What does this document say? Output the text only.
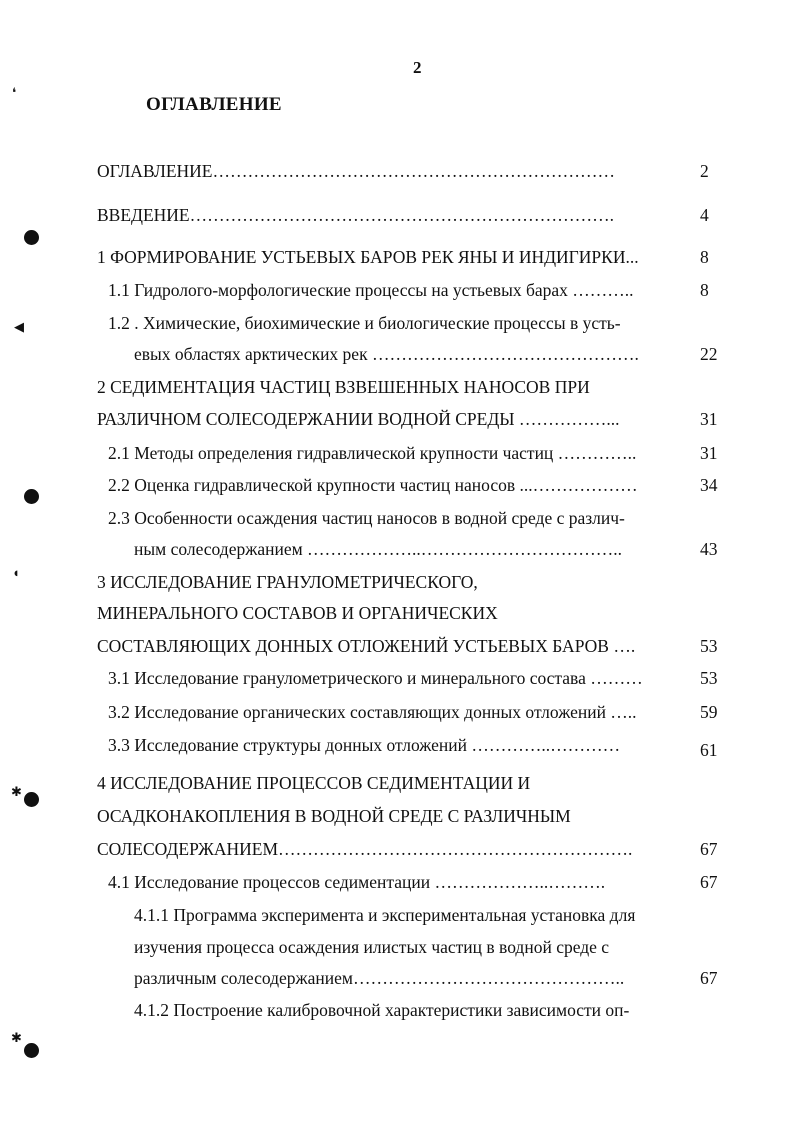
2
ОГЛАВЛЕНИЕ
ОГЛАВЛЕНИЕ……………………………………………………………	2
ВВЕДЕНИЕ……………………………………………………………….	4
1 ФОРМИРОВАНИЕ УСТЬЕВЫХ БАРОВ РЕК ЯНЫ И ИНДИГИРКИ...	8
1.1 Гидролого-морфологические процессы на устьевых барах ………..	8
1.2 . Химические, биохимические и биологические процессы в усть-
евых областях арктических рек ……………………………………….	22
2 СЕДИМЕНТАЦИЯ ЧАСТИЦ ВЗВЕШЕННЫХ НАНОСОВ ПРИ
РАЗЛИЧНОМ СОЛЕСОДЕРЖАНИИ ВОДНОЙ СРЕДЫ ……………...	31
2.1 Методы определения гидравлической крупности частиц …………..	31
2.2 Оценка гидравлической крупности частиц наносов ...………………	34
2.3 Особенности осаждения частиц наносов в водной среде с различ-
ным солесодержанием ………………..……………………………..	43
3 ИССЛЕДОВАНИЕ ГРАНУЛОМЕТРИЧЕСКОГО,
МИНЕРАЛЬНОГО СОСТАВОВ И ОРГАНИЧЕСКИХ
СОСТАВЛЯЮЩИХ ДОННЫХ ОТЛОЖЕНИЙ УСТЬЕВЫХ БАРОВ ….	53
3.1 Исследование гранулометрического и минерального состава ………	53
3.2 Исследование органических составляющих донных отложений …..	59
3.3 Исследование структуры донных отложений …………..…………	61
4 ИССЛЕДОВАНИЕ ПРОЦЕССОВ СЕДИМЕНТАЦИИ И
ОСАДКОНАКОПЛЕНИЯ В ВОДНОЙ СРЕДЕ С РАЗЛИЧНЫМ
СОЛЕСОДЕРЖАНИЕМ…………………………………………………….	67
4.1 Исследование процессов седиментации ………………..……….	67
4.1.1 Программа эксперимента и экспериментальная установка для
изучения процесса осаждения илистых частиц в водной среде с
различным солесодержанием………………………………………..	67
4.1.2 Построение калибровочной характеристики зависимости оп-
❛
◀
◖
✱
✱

• **Exercise goal**: Without including any picture, repeat the data exactly.

• **Result for this exercise**:
What does this document say? Output the text only.
2
ОГЛАВЛЕНИЕ
ОГЛАВЛЕНИЕ……………………………………………………………	2
ВВЕДЕНИЕ……………………………………………………………….	4
1 ФОРМИРОВАНИЕ УСТЬЕВЫХ БАРОВ РЕК ЯНЫ И ИНДИГИРКИ...	8
1.1 Гидролого-морфологические процессы на устьевых барах ………..	8
1.2 . Химические, биохимические и биологические процессы в усть-
евых областях арктических рек ……………………………………….	22
2 СЕДИМЕНТАЦИЯ ЧАСТИЦ ВЗВЕШЕННЫХ НАНОСОВ ПРИ
РАЗЛИЧНОМ СОЛЕСОДЕРЖАНИИ ВОДНОЙ СРЕДЫ ……………...	31
2.1 Методы определения гидравлической крупности частиц …………..	31
2.2 Оценка гидравлической крупности частиц наносов ...………………	34
2.3 Особенности осаждения частиц наносов в водной среде с различ-
ным солесодержанием ………………..……………………………..	43
3 ИССЛЕДОВАНИЕ ГРАНУЛОМЕТРИЧЕСКОГО,
МИНЕРАЛЬНОГО СОСТАВОВ И ОРГАНИЧЕСКИХ
СОСТАВЛЯЮЩИХ ДОННЫХ ОТЛОЖЕНИЙ УСТЬЕВЫХ БАРОВ ….	53
3.1 Исследование гранулометрического и минерального состава ………	53
3.2 Исследование органических составляющих донных отложений …..	59
3.3 Исследование структуры донных отложений …………..…………	61
4 ИССЛЕДОВАНИЕ ПРОЦЕССОВ СЕДИМЕНТАЦИИ И
ОСАДКОНАКОПЛЕНИЯ В ВОДНОЙ СРЕДЕ С РАЗЛИЧНЫМ
СОЛЕСОДЕРЖАНИЕМ…………………………………………………….	67
4.1 Исследование процессов седиментации ………………..……….	67
4.1.1 Программа эксперимента и экспериментальная установка для
изучения процесса осаждения илистых частиц в водной среде с
различным солесодержанием………………………………………..	67
4.1.2 Построение калибровочной характеристики зависимости оп-
❛
◀
◖
✱
✱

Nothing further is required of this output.